> **The problem**: Work out how many lines include "text" and answer with that number only.
***** Provided data
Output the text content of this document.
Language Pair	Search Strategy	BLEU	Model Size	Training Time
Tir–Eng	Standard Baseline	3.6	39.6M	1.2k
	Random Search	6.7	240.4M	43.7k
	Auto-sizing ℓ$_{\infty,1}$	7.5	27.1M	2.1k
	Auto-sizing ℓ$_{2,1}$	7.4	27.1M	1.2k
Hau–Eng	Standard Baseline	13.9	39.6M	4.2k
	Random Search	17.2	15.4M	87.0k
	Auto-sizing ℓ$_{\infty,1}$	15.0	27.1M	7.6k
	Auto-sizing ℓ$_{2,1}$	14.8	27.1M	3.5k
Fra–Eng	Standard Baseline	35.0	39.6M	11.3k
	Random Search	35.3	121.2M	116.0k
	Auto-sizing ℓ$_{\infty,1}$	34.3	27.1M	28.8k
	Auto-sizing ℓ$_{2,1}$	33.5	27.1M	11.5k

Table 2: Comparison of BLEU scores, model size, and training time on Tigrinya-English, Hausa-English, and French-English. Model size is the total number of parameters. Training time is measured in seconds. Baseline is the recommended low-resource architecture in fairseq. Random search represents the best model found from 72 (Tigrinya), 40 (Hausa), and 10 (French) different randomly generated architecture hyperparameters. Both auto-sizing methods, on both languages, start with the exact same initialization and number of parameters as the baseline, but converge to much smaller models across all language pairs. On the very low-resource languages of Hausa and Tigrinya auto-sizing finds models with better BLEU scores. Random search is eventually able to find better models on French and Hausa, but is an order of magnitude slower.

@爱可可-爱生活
**********
***** Provided data
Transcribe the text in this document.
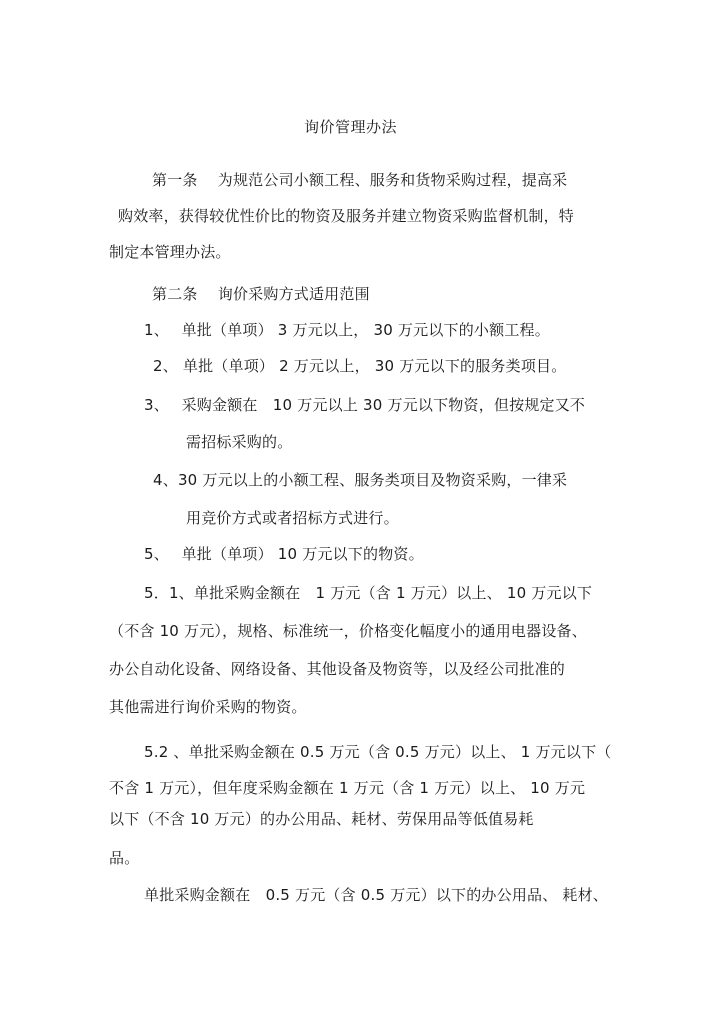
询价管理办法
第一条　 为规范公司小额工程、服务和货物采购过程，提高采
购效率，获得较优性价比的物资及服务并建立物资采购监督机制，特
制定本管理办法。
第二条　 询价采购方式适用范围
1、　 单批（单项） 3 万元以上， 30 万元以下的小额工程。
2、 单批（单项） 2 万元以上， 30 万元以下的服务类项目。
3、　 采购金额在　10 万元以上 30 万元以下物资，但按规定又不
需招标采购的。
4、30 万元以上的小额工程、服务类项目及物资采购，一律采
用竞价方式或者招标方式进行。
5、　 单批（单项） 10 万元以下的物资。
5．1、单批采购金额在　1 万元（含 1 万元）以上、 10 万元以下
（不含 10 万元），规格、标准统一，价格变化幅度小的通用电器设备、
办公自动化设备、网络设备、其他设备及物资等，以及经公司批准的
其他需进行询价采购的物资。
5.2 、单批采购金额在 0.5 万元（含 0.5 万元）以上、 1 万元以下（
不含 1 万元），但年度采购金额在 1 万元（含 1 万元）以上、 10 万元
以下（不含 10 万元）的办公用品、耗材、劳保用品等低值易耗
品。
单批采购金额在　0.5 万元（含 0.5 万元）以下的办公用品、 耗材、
**********
***** Provided data
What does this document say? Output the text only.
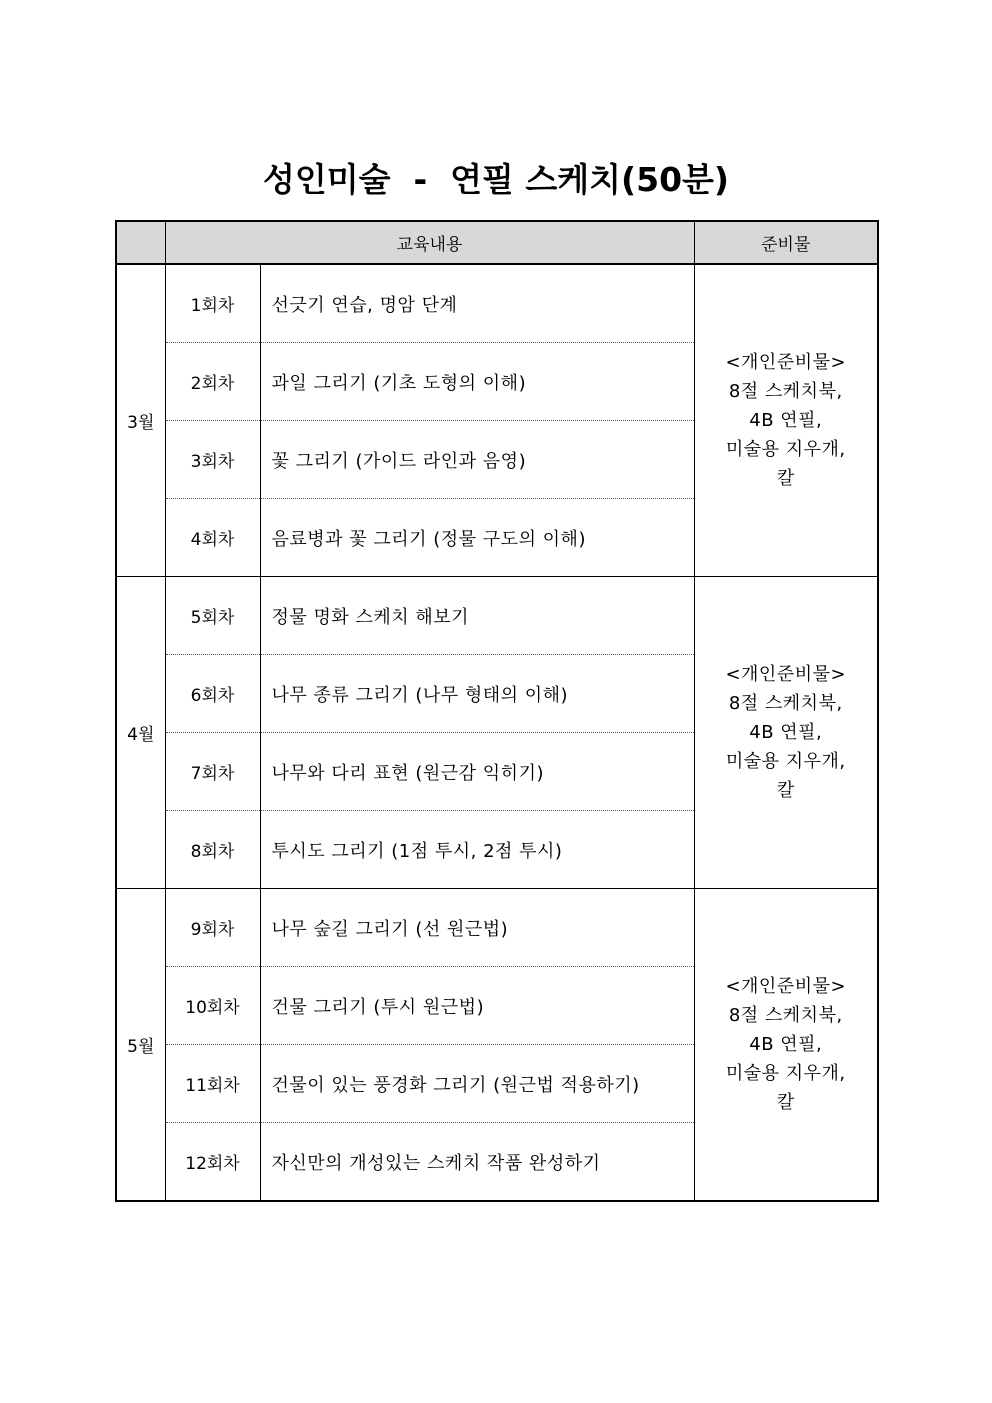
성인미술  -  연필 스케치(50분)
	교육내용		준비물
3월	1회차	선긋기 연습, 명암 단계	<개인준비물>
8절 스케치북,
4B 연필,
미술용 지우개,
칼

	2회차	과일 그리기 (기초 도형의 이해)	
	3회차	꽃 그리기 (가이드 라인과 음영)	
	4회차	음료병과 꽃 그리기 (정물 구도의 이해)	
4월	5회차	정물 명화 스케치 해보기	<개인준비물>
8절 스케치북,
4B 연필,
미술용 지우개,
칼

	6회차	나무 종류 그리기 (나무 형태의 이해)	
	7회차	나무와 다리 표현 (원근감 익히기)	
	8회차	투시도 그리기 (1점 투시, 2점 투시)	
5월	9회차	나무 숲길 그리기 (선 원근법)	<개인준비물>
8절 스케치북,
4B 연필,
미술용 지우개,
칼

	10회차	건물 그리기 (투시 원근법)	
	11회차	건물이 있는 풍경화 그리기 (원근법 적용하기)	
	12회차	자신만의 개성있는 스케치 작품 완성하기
**********
> **Final answer**: 3